■ **Problem requirements**
For this exercise, copy out each line of the material below that includes "color".

=== Record set ===

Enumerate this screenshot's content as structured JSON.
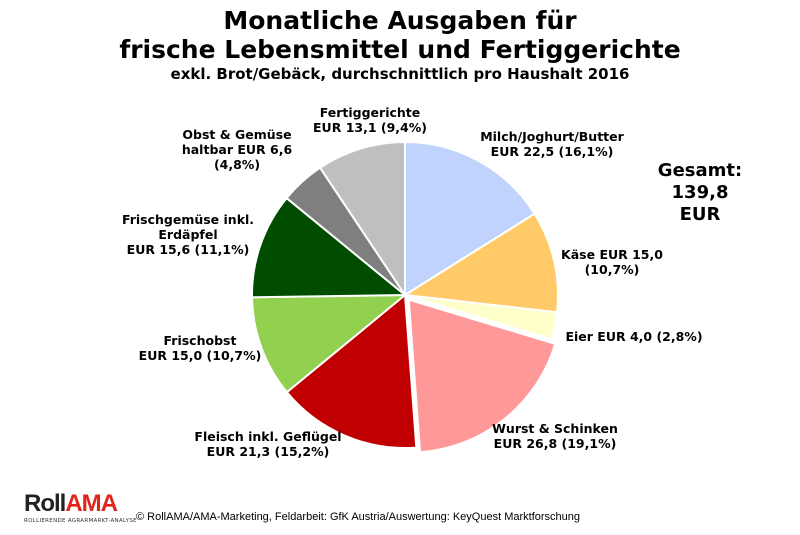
{
  "chart_data": {
    "type": "pie",
    "title": "Monatliche Ausgaben für",
    "title_line2": "frische Lebensmittel und Fertiggerichte",
    "subtitle": "exkl. Brot/Gebäck, durchschnittlich pro Haushalt 2016",
    "unit": "EUR",
    "total_label": "Gesamt:",
    "total_value": "139,8 EUR",
    "slices": [
      {
        "name": "Milch/Joghurt/Butter",
        "value": 22.5,
        "percent": 16.1,
        "color": "#c0d3fd",
        "line1": "Milch/Joghurt/Butter",
        "line2": "EUR 22,5 (16,1%)"
      },
      {
        "name": "Käse",
        "value": 15.0,
        "percent": 10.7,
        "color": "#ffca67",
        "line1": "Käse EUR 15,0",
        "line2": "(10,7%)"
      },
      {
        "name": "Eier",
        "value": 4.0,
        "percent": 2.8,
        "color": "#ffffcc",
        "line1": "Eier EUR 4,0 (2,8%)"
      },
      {
        "name": "Wurst & Schinken",
        "value": 26.8,
        "percent": 19.1,
        "color": "#ff9999",
        "line1": "Wurst & Schinken",
        "line2": "EUR 26,8 (19,1%)",
        "exploded": true
      },
      {
        "name": "Fleisch inkl. Geflügel",
        "value": 21.3,
        "percent": 15.2,
        "color": "#c00000",
        "line1": "Fleisch inkl. Geflügel",
        "line2": "EUR 21,3 (15,2%)"
      },
      {
        "name": "Frischobst",
        "value": 15.0,
        "percent": 10.7,
        "color": "#92d050",
        "line1": "Frischobst",
        "line2": "EUR 15,0 (10,7%)"
      },
      {
        "name": "Frischgemüse inkl. Erdäpfel",
        "value": 15.6,
        "percent": 11.1,
        "color": "#004d00",
        "line1": "Frischgemüse inkl.",
        "line2": "Erdäpfel",
        "line3": "EUR 15,6 (11,1%)"
      },
      {
        "name": "Obst & Gemüse haltbar",
        "value": 6.6,
        "percent": 4.8,
        "color": "#7f7f7f",
        "line1": "Obst & Gemüse",
        "line2": "haltbar EUR 6,6",
        "line3": "(4,8%)"
      },
      {
        "name": "Fertiggerichte",
        "value": 13.1,
        "percent": 9.4,
        "color": "#bfbfbf",
        "line1": "Fertiggerichte",
        "line2": "EUR 13,1 (9,4%)"
      }
    ]
  },
  "footer": {
    "logo_text": "RollAMA",
    "logo_roll": "Roll",
    "logo_ama": "AMA",
    "logo_tagline": "ROLLIERENDE AGRARMARKT-ANALYSE",
    "source": "© RollAMA/AMA-Marketing, Feldarbeit: GfK Austria/Auswertung: KeyQuest Marktforschung"
  }
}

===

■ **Finished task**
        "color": "#c0d3fd",
        "color": "#ffca67",
        "color": "#ffffcc",
        "color": "#ff9999",
        "color": "#c00000",
        "color": "#92d050",
        "color": "#004d00",
        "color": "#7f7f7f",
        "color": "#bfbfbf",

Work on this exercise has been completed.